--- begin GIVEN RECORDS ---

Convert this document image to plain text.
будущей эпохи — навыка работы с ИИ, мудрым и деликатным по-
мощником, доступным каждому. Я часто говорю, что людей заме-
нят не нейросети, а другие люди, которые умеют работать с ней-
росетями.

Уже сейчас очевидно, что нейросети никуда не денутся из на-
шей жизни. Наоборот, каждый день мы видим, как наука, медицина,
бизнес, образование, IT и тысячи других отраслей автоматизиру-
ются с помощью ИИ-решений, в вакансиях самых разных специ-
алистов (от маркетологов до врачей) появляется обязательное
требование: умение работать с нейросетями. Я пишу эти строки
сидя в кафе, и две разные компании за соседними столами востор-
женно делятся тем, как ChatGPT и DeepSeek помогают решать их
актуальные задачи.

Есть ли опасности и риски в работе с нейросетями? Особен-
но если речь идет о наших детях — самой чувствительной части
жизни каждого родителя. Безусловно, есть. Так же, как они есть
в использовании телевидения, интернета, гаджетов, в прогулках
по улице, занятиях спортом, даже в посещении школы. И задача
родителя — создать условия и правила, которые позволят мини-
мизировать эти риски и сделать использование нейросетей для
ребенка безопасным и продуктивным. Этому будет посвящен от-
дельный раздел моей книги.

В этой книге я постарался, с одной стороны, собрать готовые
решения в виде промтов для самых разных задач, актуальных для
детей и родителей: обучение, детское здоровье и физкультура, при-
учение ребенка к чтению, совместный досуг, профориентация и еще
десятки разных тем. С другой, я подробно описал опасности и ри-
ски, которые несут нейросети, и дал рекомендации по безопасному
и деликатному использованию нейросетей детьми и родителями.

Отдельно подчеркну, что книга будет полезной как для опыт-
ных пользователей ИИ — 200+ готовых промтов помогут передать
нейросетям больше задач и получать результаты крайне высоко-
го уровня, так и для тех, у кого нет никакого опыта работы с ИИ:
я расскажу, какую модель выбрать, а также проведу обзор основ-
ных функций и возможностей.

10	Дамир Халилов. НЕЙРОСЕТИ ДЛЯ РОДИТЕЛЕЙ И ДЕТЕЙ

--- end GIVEN RECORDS ---
--- begin GIVEN RECORDS ---

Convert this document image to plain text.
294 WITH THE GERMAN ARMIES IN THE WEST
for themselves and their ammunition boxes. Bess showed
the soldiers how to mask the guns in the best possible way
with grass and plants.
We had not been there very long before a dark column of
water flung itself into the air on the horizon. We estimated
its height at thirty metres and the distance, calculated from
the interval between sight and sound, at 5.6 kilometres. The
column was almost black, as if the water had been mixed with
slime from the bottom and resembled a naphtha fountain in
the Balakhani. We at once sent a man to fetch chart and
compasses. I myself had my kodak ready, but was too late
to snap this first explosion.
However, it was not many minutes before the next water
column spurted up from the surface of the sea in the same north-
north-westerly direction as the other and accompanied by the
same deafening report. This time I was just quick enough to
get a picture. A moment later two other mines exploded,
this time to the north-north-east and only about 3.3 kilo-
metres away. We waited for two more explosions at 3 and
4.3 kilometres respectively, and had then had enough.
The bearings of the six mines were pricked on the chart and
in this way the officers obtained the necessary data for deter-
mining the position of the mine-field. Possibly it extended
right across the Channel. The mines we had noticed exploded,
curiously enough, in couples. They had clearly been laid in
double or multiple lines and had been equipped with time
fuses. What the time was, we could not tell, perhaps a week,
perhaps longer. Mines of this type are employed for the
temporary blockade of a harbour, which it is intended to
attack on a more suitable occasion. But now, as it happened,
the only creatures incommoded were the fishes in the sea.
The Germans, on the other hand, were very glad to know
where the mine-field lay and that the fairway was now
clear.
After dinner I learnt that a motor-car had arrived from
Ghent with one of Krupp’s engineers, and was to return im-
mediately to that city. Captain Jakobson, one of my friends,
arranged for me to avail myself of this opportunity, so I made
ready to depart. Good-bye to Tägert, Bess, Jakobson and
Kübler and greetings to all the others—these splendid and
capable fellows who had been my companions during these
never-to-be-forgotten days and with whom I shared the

--- end GIVEN RECORDS ---
--- begin GIVEN RECORDS ---

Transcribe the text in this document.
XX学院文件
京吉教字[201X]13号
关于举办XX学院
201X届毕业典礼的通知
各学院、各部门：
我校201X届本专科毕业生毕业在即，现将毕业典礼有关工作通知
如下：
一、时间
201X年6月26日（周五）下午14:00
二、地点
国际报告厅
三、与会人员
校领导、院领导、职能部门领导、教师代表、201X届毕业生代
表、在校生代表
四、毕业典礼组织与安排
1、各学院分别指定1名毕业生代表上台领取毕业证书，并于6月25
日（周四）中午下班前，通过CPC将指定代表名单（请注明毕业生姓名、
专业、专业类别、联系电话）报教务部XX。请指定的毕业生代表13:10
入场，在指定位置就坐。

--- end GIVEN RECORDS ---

• _GIVEN INSTRUCTION_: Reproduce every line of the listing above in which the string "column" appears.

• _WRITTEN REPLY_:
We had not been there very long before a dark column of
column was almost black, as if the water had been mixed with
column spurted up from the surface of the sea in the same north-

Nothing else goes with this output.